### Exercise brief
Report the number of lines in these entries that contain "cdot". Write only the number.
* Begin *
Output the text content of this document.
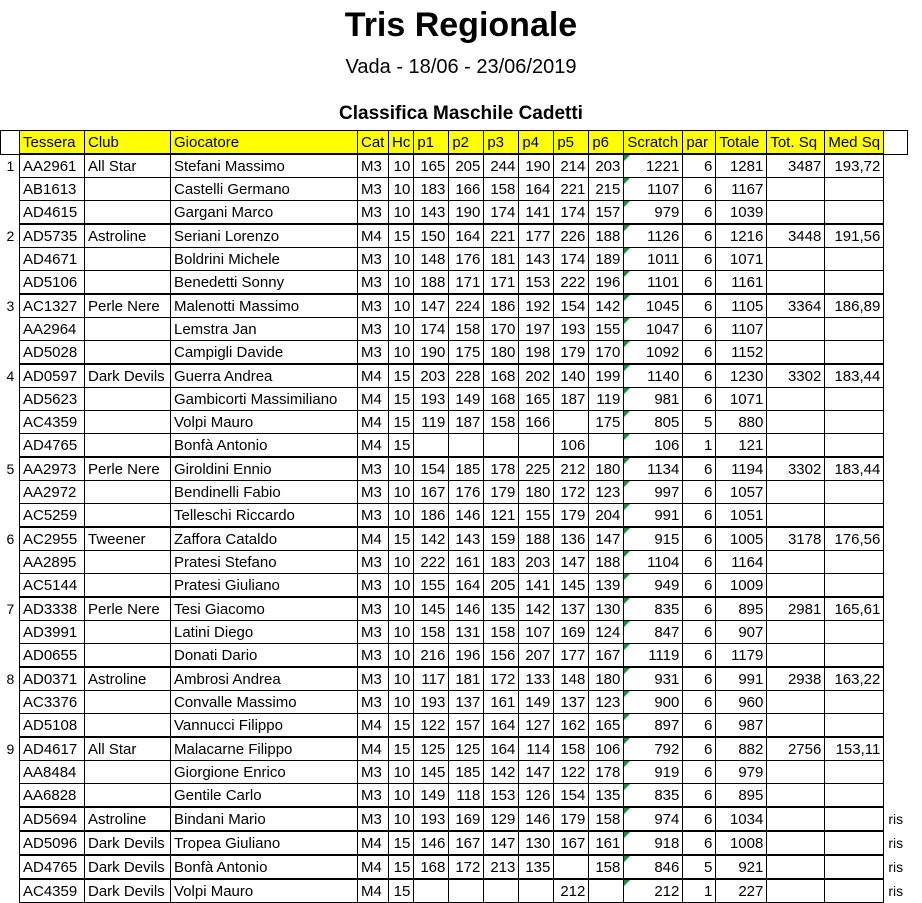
Tris Regionale
Vada - 18/06 - 23/06/2019
Classifica Maschile Cadetti
	Tessera	Club	Giocatore	Cat	Hc	p1	p2	p3	p4	p5	p6	Scratch	par	Totale	Tot. Sq	Med Sq	
1	AA2961	All Star	Stefani Massimo	M3	10	165	205	244	190	214	203	1221	6	1281	3487	193,72	
	AB1613		Castelli Germano	M3	10	183	166	158	164	221	215	1107	6	1167			
	AD4615		Gargani Marco	M3	10	143	190	174	141	174	157	979	6	1039			
2	AD5735	Astroline	Seriani Lorenzo	M4	15	150	164	221	177	226	188	1126	6	1216	3448	191,56	
	AD4671		Boldrini Michele	M3	10	148	176	181	143	174	189	1011	6	1071			
	AD5106		Benedetti Sonny	M3	10	188	171	171	153	222	196	1101	6	1161			
3	AC1327	Perle Nere	Malenotti Massimo	M3	10	147	224	186	192	154	142	1045	6	1105	3364	186,89	
	AA2964		Lemstra Jan	M3	10	174	158	170	197	193	155	1047	6	1107			
	AD5028		Campigli Davide	M3	10	190	175	180	198	179	170	1092	6	1152			
4	AD0597	Dark Devils	Guerra Andrea	M4	15	203	228	168	202	140	199	1140	6	1230	3302	183,44	
	AD5623		Gambicorti Massimiliano	M4	15	193	149	168	165	187	119	981	6	1071			
	AC4359		Volpi Mauro	M4	15	119	187	158	166		175	805	5	880			
	AD4765		Bonfà Antonio	M4	15					106		106	1	121			
5	AA2973	Perle Nere	Giroldini Ennio	M3	10	154	185	178	225	212	180	1134	6	1194	3302	183,44	
	AA2972		Bendinelli Fabio	M3	10	167	176	179	180	172	123	997	6	1057			
	AC5259		Telleschi Riccardo	M3	10	186	146	121	155	179	204	991	6	1051			
6	AC2955	Tweener	Zaffora Cataldo	M4	15	142	143	159	188	136	147	915	6	1005	3178	176,56	
	AA2895		Pratesi Stefano	M3	10	222	161	183	203	147	188	1104	6	1164			
	AC5144		Pratesi Giuliano	M3	10	155	164	205	141	145	139	949	6	1009			
7	AD3338	Perle Nere	Tesi Giacomo	M3	10	145	146	135	142	137	130	835	6	895	2981	165,61	
	AD3991		Latini Diego	M3	10	158	131	158	107	169	124	847	6	907			
	AD0655		Donati Dario	M3	10	216	196	156	207	177	167	1119	6	1179			
8	AD0371	Astroline	Ambrosi Andrea	M3	10	117	181	172	133	148	180	931	6	991	2938	163,22	
	AC3376		Convalle Massimo	M3	10	193	137	161	149	137	123	900	6	960			
	AD5108		Vannucci Filippo	M4	15	122	157	164	127	162	165	897	6	987			
9	AD4617	All Star	Malacarne Filippo	M4	15	125	125	164	114	158	106	792	6	882	2756	153,11	
	AA8484		Giorgione Enrico	M3	10	145	185	142	147	122	178	919	6	979			
	AA6828		Gentile Carlo	M3	10	149	118	153	126	154	135	835	6	895			
	AD5694	Astroline	Bindani Mario	M3	10	193	169	129	146	179	158	974	6	1034			ris
	AD5096	Dark Devils	Tropea Giuliano	M4	15	146	167	147	130	167	161	918	6	1008			ris
	AD4765	Dark Devils	Bonfà Antonio	M4	15	168	172	213	135		158	846	5	921			ris
	AC4359	Dark Devils	Volpi Mauro	M4	15					212		212	1	227			ris
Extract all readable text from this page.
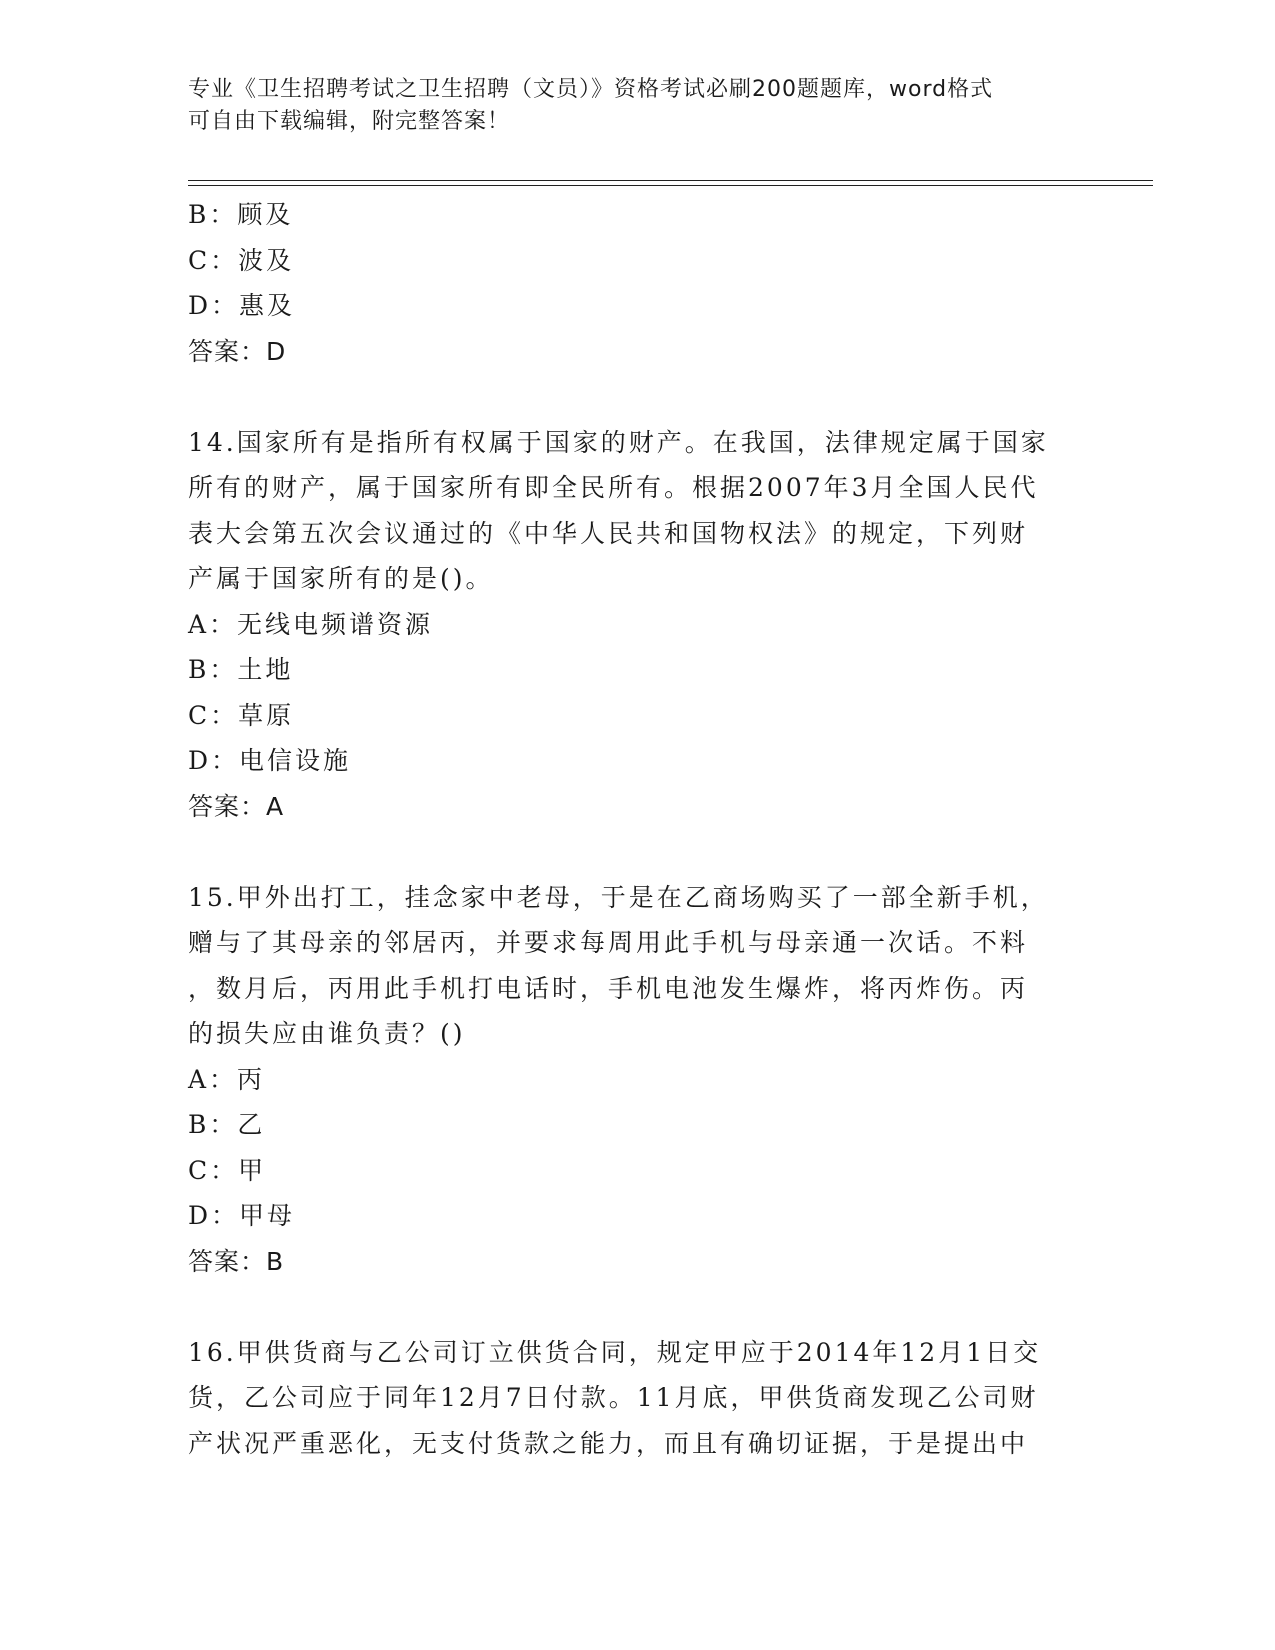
专业《卫生招聘考试之卫生招聘（文员）》资格考试必刷200题题库，word格式
可自由下载编辑，附完整答案！
B：顾及
C：波及
D：惠及
答案：D
14.国家所有是指所有权属于国家的财产。在我国，法律规定属于国家
所有的财产，属于国家所有即全民所有。根据2007年3月全国人民代
表大会第五次会议通过的《中华人民共和国物权法》的规定，下列财
产属于国家所有的是()。
A：无线电频谱资源
B：土地
C：草原
D：电信设施
答案：A
15.甲外出打工，挂念家中老母，于是在乙商场购买了一部全新手机，
赠与了其母亲的邻居丙，并要求每周用此手机与母亲通一次话。不料
，数月后，丙用此手机打电话时，手机电池发生爆炸，将丙炸伤。丙
的损失应由谁负责？()
A：丙
B：乙
C：甲
D：甲母
答案：B
16.甲供货商与乙公司订立供货合同，规定甲应于2014年12月1日交
货，乙公司应于同年12月7日付款。11月底，甲供货商发现乙公司财
产状况严重恶化，无支付货款之能力，而且有确切证据，于是提出中
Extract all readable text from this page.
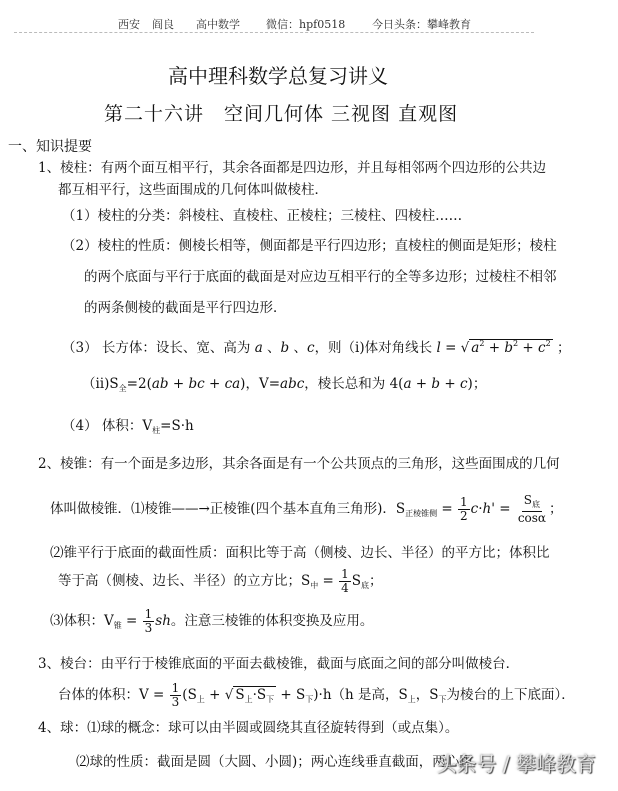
西安 阎良 高中数学 微信：hpf0518 今日头条：攀峰教育
高中理科数学总复习讲义
第二十六讲　空间几何体 三视图 直观图
一、知识提要
1、棱柱：有两个面互相平行，其余各面都是四边形，并且每相邻两个四边形的公共边
都互相平行，这些面围成的几何体叫做棱柱．
（1）棱柱的分类：斜棱柱、直棱柱、正棱柱；三棱柱、四棱柱……
（2）棱柱的性质：侧棱长相等，侧面都是平行四边形；直棱柱的侧面是矩形；棱柱
的两个底面与平行于底面的截面是对应边互相平行的全等多边形；过棱柱不相邻
的两条侧棱的截面是平行四边形．
（3） 长方体：设长、宽、高为 a 、b 、c，则（ⅰ)体对角线长 l = √ $a^2 + b^2 + c^2$ ；
$(ⅱ)S_全=2(ab$ + bc + ca)，V=abc，棱长总和为 4(a + b + c)；
（4） 体积：$V_柱=S\cdot h$
2、棱锥：有一个面是多边形，其余各面是有一个公共顶点的三角形，这些面围成的几何
体叫做棱锥．⑴棱锥——→正棱锥(四个基本直角三角形)．$S_{正棱锥侧} = \frac{1}{2} c\cdot h' = \frac{S_底}{\cos\alpha}$ ；
⑵锥平行于底面的截面性质：面积比等于高（侧棱、边长、半径）的平方比；体积比
等于高（侧棱、边长、半径）的立方比；$S_中 = \frac{1}{4} S_底$；
⑶体积：$V_锥 = \frac{1}{3}$ sh。注意三棱锥的体积变换及应用。
3、棱台：由平行于棱锥底面的平面去截棱锥，截面与底面之间的部分叫做棱台．
台体的体积：$V = \frac{1}{3} (S_上$ + √ $S_上\cdot S_下 + S_下)\cdot h(h$ 是高，$S_上$，$S_下$为棱台的上下底面）．
4、球：⑴球的概念：球可以由半圆或圆绕其直径旋转得到（或点集）。
⑵球的性质：截面是圆（大圆、小圆)；两心连线垂直截面，两心距
头条号 / 攀峰教育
* End *
### Response to the task
3